### Data listing
──────────

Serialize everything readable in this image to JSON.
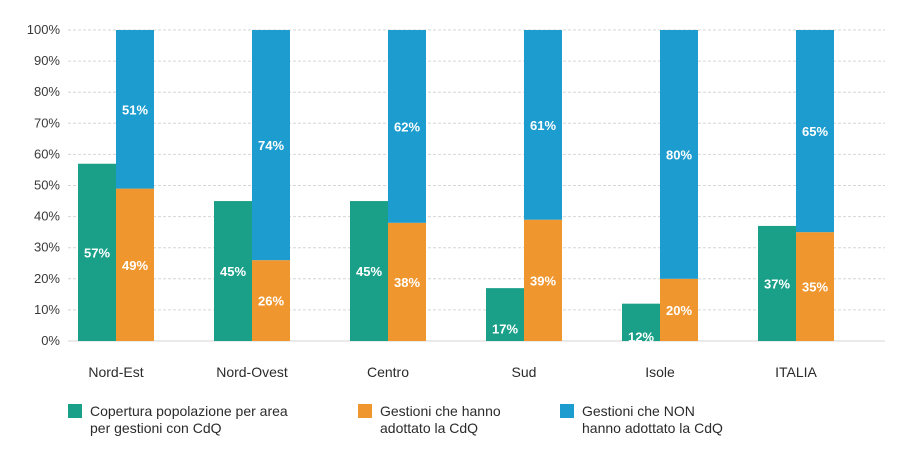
{
  "chart_data": {
    "type": "bar",
    "stacked_last_two": true,
    "categories": [
      "Nord-Est",
      "Nord-Ovest",
      "Centro",
      "Sud",
      "Isole",
      "ITALIA"
    ],
    "ylim": [
      0,
      100
    ],
    "yticks": [
      "0%",
      "10%",
      "20%",
      "30%",
      "40%",
      "50%",
      "60%",
      "70%",
      "80%",
      "90%",
      "100%"
    ],
    "grid": true,
    "legend_position": "bottom",
    "series": [
      {
        "name": "Copertura popolazione per area per gestioni con CdQ",
        "legend_lines": [
          "Copertura popolazione per area",
          "per gestioni con CdQ"
        ],
        "color": "#1aa089",
        "values": [
          57,
          45,
          45,
          17,
          12,
          37
        ],
        "labels": [
          "57%",
          "45%",
          "45%",
          "17%",
          "12%",
          "37%"
        ]
      },
      {
        "name": "Gestioni che hanno adottato la CdQ",
        "legend_lines": [
          "Gestioni che hanno",
          "adottato la CdQ"
        ],
        "color": "#f0962e",
        "values": [
          49,
          26,
          38,
          39,
          20,
          35
        ],
        "labels": [
          "49%",
          "26%",
          "38%",
          "39%",
          "20%",
          "35%"
        ]
      },
      {
        "name": "Gestioni che NON hanno adottato la CdQ",
        "legend_lines": [
          "Gestioni che NON",
          "hanno adottato la CdQ"
        ],
        "color": "#1d9ccf",
        "values": [
          51,
          74,
          62,
          61,
          80,
          65
        ],
        "labels": [
          "51%",
          "74%",
          "62%",
          "61%",
          "80%",
          "65%"
        ]
      }
    ]
  }
}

──────────

### Problem to solve
Among the entries above, how many lines hold the word "color"? Reply with only that number.

### Result for this exercise
3